What to do |
Return every record below exactly as written, omitting any pictures.

Available data |
+ + + +

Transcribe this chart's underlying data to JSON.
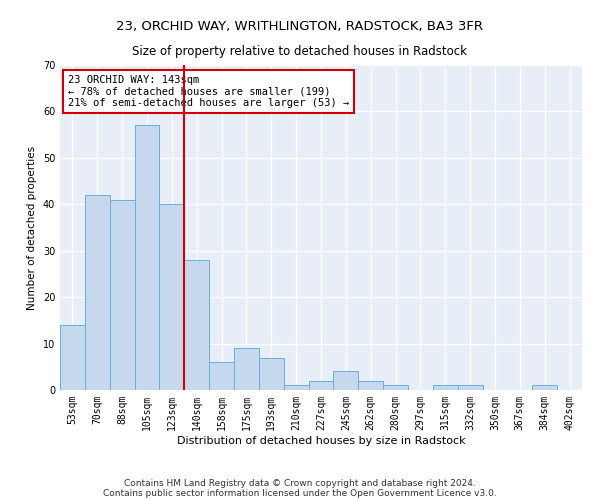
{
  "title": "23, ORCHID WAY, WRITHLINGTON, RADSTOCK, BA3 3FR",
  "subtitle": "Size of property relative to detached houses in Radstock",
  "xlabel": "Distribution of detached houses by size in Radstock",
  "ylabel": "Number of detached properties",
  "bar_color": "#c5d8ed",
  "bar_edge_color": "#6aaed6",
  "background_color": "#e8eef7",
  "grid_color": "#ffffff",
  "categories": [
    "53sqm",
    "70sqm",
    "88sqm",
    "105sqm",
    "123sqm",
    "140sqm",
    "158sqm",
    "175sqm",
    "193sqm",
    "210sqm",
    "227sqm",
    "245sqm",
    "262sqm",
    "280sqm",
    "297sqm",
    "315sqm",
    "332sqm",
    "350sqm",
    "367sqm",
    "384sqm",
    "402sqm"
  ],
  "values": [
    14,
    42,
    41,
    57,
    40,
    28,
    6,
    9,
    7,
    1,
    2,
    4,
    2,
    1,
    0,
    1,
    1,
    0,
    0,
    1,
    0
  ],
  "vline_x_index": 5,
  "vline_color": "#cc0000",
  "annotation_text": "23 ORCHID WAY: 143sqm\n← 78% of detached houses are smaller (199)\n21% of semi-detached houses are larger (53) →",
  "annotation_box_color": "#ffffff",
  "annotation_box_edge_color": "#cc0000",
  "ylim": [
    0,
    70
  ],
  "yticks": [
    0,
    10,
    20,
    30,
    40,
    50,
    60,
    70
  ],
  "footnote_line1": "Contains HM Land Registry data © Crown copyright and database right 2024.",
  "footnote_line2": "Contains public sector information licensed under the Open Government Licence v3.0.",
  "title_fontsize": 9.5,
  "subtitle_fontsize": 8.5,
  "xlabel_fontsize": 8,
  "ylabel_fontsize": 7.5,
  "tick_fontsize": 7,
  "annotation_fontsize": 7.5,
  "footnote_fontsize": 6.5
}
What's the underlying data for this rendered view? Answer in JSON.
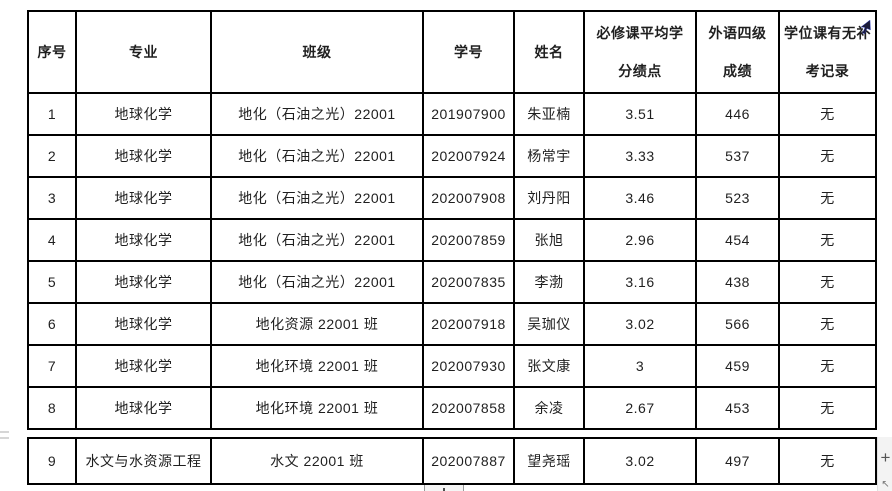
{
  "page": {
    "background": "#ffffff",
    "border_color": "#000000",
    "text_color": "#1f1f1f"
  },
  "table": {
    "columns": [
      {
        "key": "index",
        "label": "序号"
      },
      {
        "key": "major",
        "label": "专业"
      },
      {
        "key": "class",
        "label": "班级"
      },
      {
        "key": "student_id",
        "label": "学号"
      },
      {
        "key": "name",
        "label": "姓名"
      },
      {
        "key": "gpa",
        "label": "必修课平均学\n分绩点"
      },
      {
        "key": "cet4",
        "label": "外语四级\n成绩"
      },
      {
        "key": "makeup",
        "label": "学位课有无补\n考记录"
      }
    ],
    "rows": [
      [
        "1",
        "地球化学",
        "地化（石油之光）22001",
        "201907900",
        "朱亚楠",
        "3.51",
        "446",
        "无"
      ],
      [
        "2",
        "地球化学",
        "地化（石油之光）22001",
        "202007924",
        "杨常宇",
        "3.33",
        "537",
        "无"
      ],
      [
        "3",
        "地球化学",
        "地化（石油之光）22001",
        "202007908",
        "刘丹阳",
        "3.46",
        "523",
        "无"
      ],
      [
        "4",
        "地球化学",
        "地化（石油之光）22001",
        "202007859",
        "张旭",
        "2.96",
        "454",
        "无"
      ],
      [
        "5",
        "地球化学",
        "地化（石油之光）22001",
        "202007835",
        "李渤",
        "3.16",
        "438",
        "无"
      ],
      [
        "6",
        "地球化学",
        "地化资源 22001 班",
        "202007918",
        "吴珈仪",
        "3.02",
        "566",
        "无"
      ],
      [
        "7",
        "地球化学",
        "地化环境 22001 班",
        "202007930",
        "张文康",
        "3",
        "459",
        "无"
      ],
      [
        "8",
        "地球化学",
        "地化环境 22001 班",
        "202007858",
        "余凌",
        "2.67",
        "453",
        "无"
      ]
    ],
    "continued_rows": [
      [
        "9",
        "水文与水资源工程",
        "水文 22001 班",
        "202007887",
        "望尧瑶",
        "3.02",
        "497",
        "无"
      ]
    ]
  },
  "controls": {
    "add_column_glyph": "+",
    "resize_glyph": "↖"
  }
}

+ + + +

Result |
Transcribe this chart's underlying data to JSON.
{
  "title": "23, ORCHID WAY, WRITHLINGTON, RADSTOCK, BA3 3FR",
  "subtitle": "Size of property relative to detached houses in Radstock",
  "xlabel": "Distribution of detached houses by size in Radstock",
  "ylabel": "Number of detached properties",
  "bar_color": "#c5d8ed",
  "bar_edge_color": "#6aaed6",
  "background_color": "#e8eef7",
  "grid_color": "#ffffff",
  "categories": [
    "53sqm",
    "70sqm",
    "88sqm",
    "105sqm",
    "123sqm",
    "140sqm",
    "158sqm",
    "175sqm",
    "193sqm",
    "210sqm",
    "227sqm",
    "245sqm",
    "262sqm",
    "280sqm",
    "297sqm",
    "315sqm",
    "332sqm",
    "350sqm",
    "367sqm",
    "384sqm",
    "402sqm"
  ],
  "values": [
    14,
    42,
    41,
    57,
    40,
    28,
    6,
    9,
    7,
    1,
    2,
    4,
    2,
    1,
    0,
    1,
    1,
    0,
    0,
    1,
    0
  ],
  "vline_x_index": 5,
  "vline_color": "#cc0000",
  "annotation_text": "23 ORCHID WAY: 143sqm\n← 78% of detached houses are smaller (199)\n21% of semi-detached houses are larger (53) →",
  "annotation_box_color": "#ffffff",
  "annotation_box_edge_color": "#cc0000",
  "ylim": [
    0,
    70
  ],
  "yticks": [
    0,
    10,
    20,
    30,
    40,
    50,
    60,
    70
  ],
  "footnote_line1": "Contains HM Land Registry data © Crown copyright and database right 2024.",
  "footnote_line2": "Contains public sector information licensed under the Open Government Licence v3.0.",
  "title_fontsize": 9.5,
  "subtitle_fontsize": 8.5,
  "xlabel_fontsize": 8,
  "ylabel_fontsize": 7.5,
  "tick_fontsize": 7,
  "annotation_fontsize": 7.5,
  "footnote_fontsize": 6.5
}
What's the underlying data for this rendered view? Answer in JSON.
{
  "page": {
    "background": "#ffffff",
    "border_color": "#000000",
    "text_color": "#1f1f1f"
  },
  "table": {
    "columns": [
      {
        "key": "index",
        "label": "序号"
      },
      {
        "key": "major",
        "label": "专业"
      },
      {
        "key": "class",
        "label": "班级"
      },
      {
        "key": "student_id",
        "label": "学号"
      },
      {
        "key": "name",
        "label": "姓名"
      },
      {
        "key": "gpa",
        "label": "必修课平均学\n分绩点"
      },
      {
        "key": "cet4",
        "label": "外语四级\n成绩"
      },
      {
        "key": "makeup",
        "label": "学位课有无补\n考记录"
      }
    ],
    "rows": [
      [
        "1",
        "地球化学",
        "地化（石油之光）22001",
        "201907900",
        "朱亚楠",
        "3.51",
        "446",
        "无"
      ],
      [
        "2",
        "地球化学",
        "地化（石油之光）22001",
        "202007924",
        "杨常宇",
        "3.33",
        "537",
        "无"
      ],
      [
        "3",
        "地球化学",
        "地化（石油之光）22001",
        "202007908",
        "刘丹阳",
        "3.46",
        "523",
        "无"
      ],
      [
        "4",
        "地球化学",
        "地化（石油之光）22001",
        "202007859",
        "张旭",
        "2.96",
        "454",
        "无"
      ],
      [
        "5",
        "地球化学",
        "地化（石油之光）22001",
        "202007835",
        "李渤",
        "3.16",
        "438",
        "无"
      ],
      [
        "6",
        "地球化学",
        "地化资源 22001 班",
        "202007918",
        "吴珈仪",
        "3.02",
        "566",
        "无"
      ],
      [
        "7",
        "地球化学",
        "地化环境 22001 班",
        "202007930",
        "张文康",
        "3",
        "459",
        "无"
      ],
      [
        "8",
        "地球化学",
        "地化环境 22001 班",
        "202007858",
        "余凌",
        "2.67",
        "453",
        "无"
      ]
    ],
    "continued_rows": [
      [
        "9",
        "水文与水资源工程",
        "水文 22001 班",
        "202007887",
        "望尧瑶",
        "3.02",
        "497",
        "无"
      ]
    ]
  },
  "controls": {
    "add_column_glyph": "+",
    "resize_glyph": "↖"
  }
}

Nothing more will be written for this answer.